** Aim **
Gather from the listing below each line that includes the word "title", and copy it.

(Dataset rows about figures)
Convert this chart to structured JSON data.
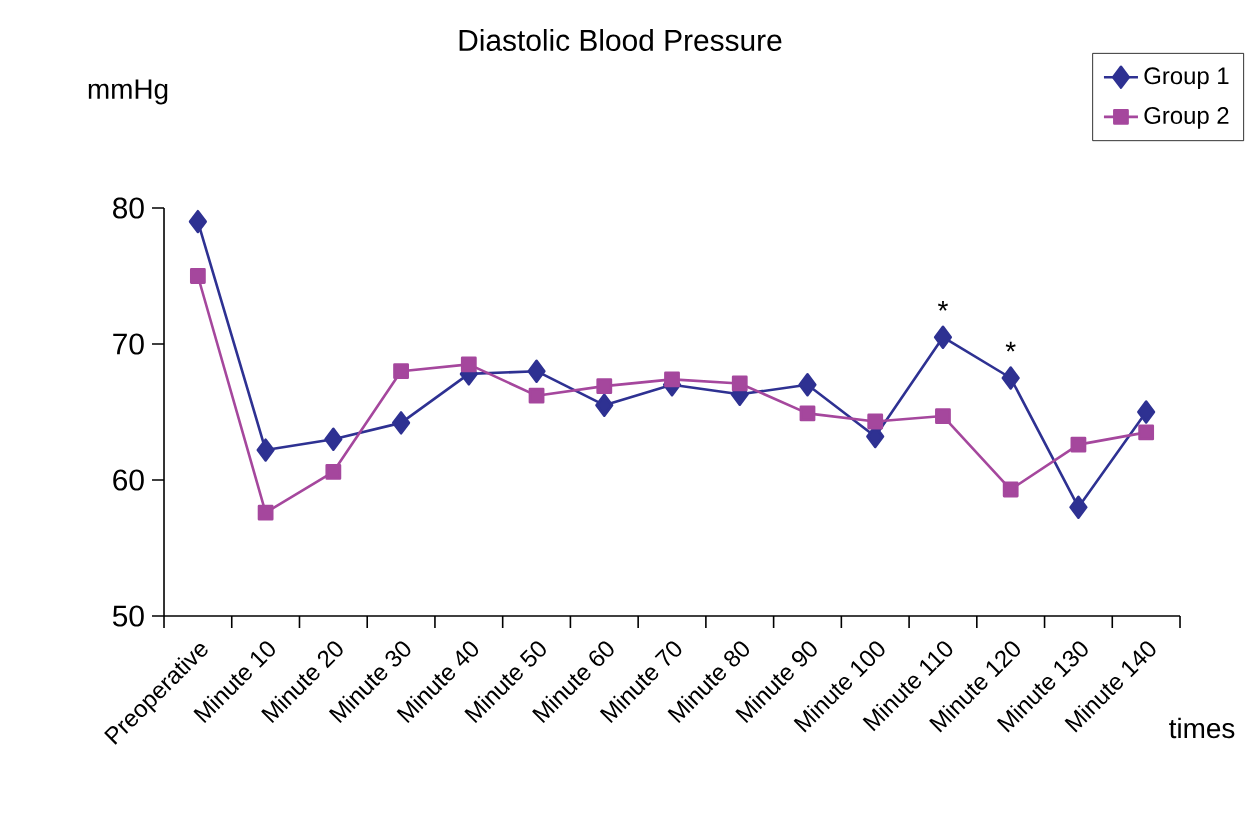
{
  "chart_data": {
    "type": "line",
    "title": "Diastolic Blood Pressure",
    "ylabel": "mmHg",
    "xlabel": "times",
    "categories": [
      "Preoperative",
      "Minute 10",
      "Minute 20",
      "Minute 30",
      "Minute 40",
      "Minute 50",
      "Minute 60",
      "Minute 70",
      "Minute 80",
      "Minute 90",
      "Minute 100",
      "Minute 110",
      "Minute 120",
      "Minute 130",
      "Minute 140"
    ],
    "series": [
      {
        "name": "Group 1",
        "color": "#2e3192",
        "marker": "diamond",
        "values": [
          79,
          62.2,
          63,
          64.2,
          67.8,
          68,
          65.5,
          67,
          66.3,
          67,
          63.2,
          70.5,
          67.5,
          58,
          65
        ]
      },
      {
        "name": "Group 2",
        "color": "#a5479d",
        "marker": "square",
        "values": [
          75,
          57.6,
          60.6,
          68,
          68.5,
          66.2,
          66.9,
          67.4,
          67.1,
          64.9,
          64.3,
          64.7,
          59.3,
          62.6,
          63.5
        ]
      }
    ],
    "ylim": [
      50,
      80
    ],
    "yticks": [
      50,
      60,
      70,
      80
    ],
    "grid": false,
    "legend": "top right",
    "annotations": [
      {
        "text": "*",
        "x": "Minute 110",
        "y": 70.5
      },
      {
        "text": "*",
        "x": "Minute 120",
        "y": 67.5
      }
    ]
  }
}
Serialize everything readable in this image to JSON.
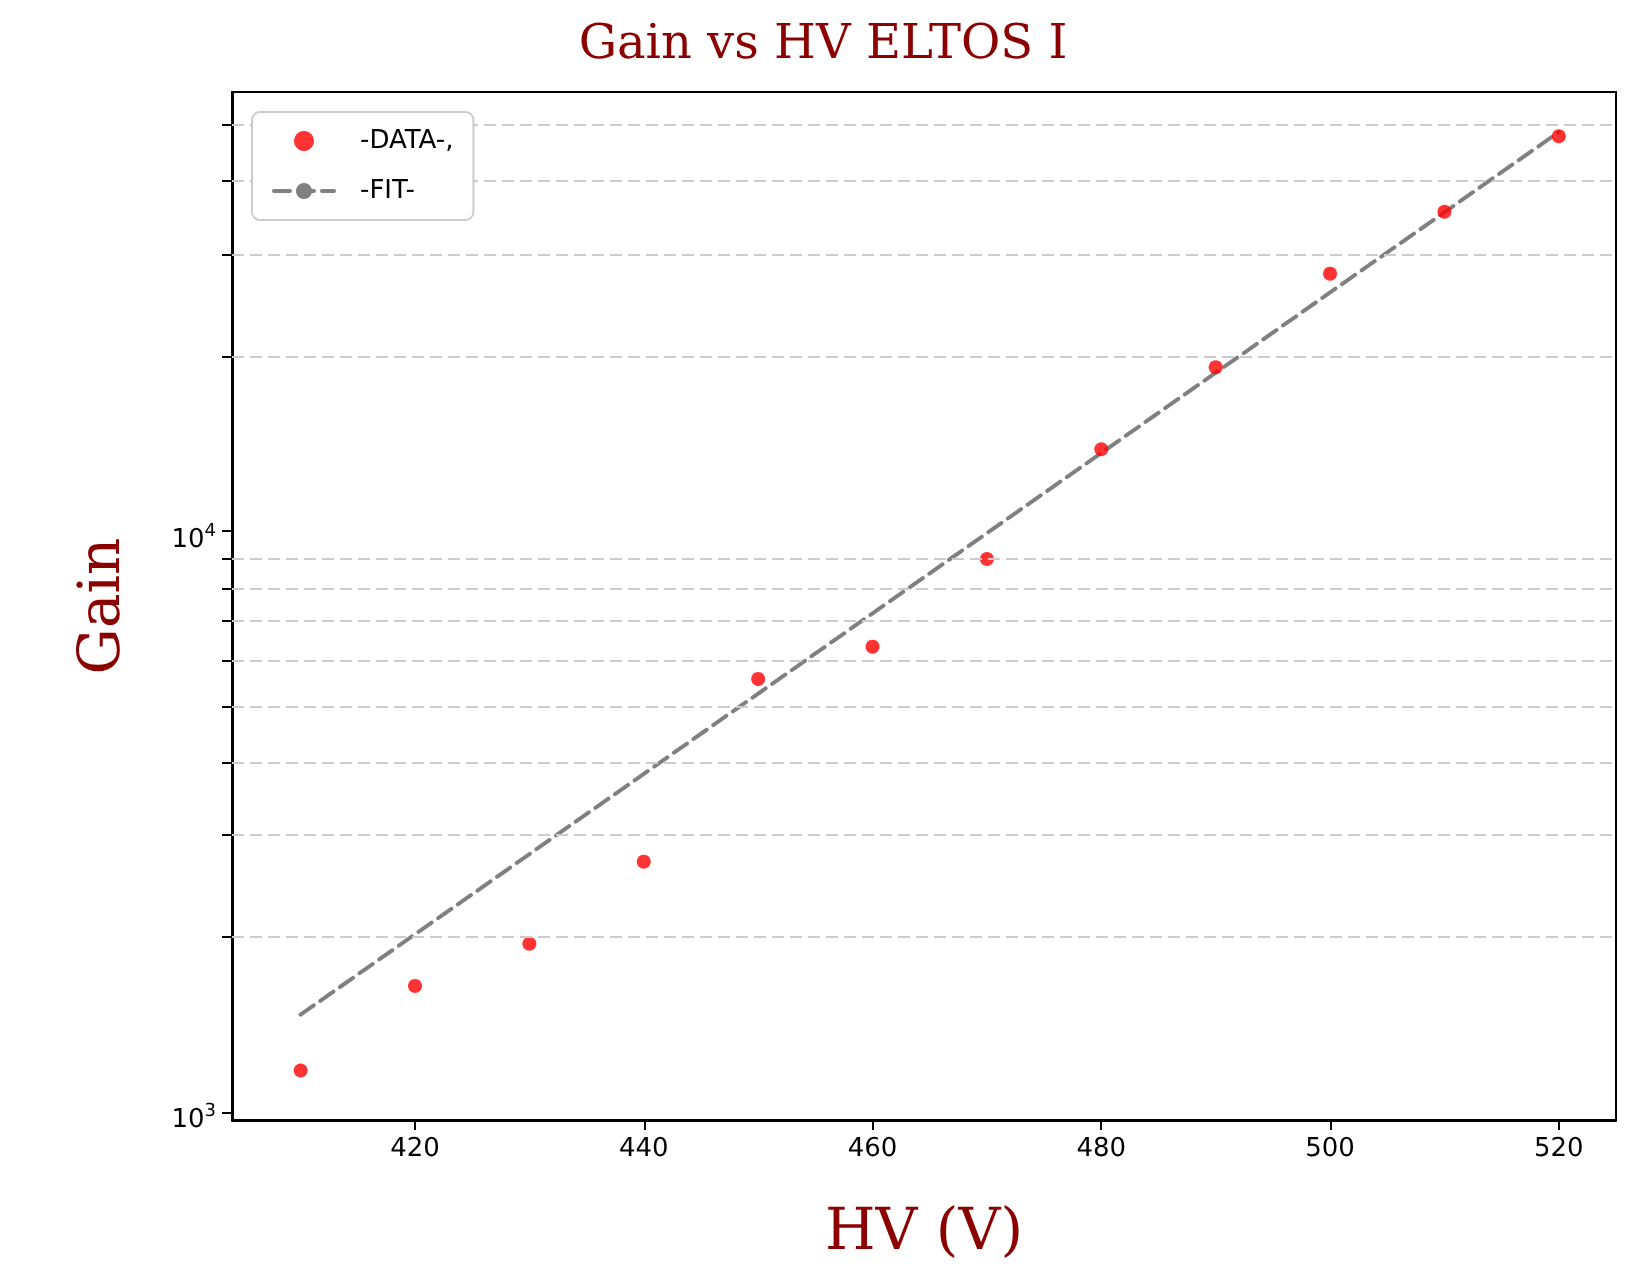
{
  "chart_data": {
    "type": "scatter",
    "title": "Gain vs HV ELTOS I",
    "xlabel": "HV (V)",
    "ylabel": "Gain",
    "log": "y",
    "grid": "y",
    "legend": "top left",
    "xlim": [
      404,
      525
    ],
    "xticks": [
      420,
      440,
      460,
      480,
      500,
      520
    ],
    "ylim": [
      970,
      57000
    ],
    "yticks": [
      {
        "value": 1000,
        "label": "10$^{3}$"
      },
      {
        "value": 2000,
        "label": null
      },
      {
        "value": 3000,
        "label": null
      },
      {
        "value": 4000,
        "label": null
      },
      {
        "value": 5000,
        "label": null
      },
      {
        "value": 6000,
        "label": null
      },
      {
        "value": 7000,
        "label": null
      },
      {
        "value": 8000,
        "label": null
      },
      {
        "value": 9000,
        "label": null
      },
      {
        "value": 10000,
        "label": "10$^{4}$"
      },
      {
        "value": 20000,
        "label": null
      },
      {
        "value": 30000,
        "label": null
      },
      {
        "value": 40000,
        "label": null
      },
      {
        "value": 50000,
        "label": null
      }
    ],
    "series": [
      {
        "name": "-DATA-,",
        "marker": "circle",
        "color": "#ff0000",
        "x": [
          410,
          420,
          430,
          440,
          450,
          460,
          470,
          480,
          490,
          500,
          510,
          520
        ],
        "values": [
          1180,
          1650,
          1950,
          2700,
          5570,
          6330,
          8960,
          13840,
          19150,
          27750,
          35460,
          47830
        ]
      },
      {
        "name": "-FIT-",
        "type": "line",
        "marker": "none",
        "line_style": "dashed",
        "color": "#808080",
        "x": [
          410,
          520
        ],
        "values": [
          1473,
          48640
        ]
      }
    ]
  }
}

** Final result **
    "title": "Diastolic Blood Pressure",
    "title": "Gain vs HV ELTOS I",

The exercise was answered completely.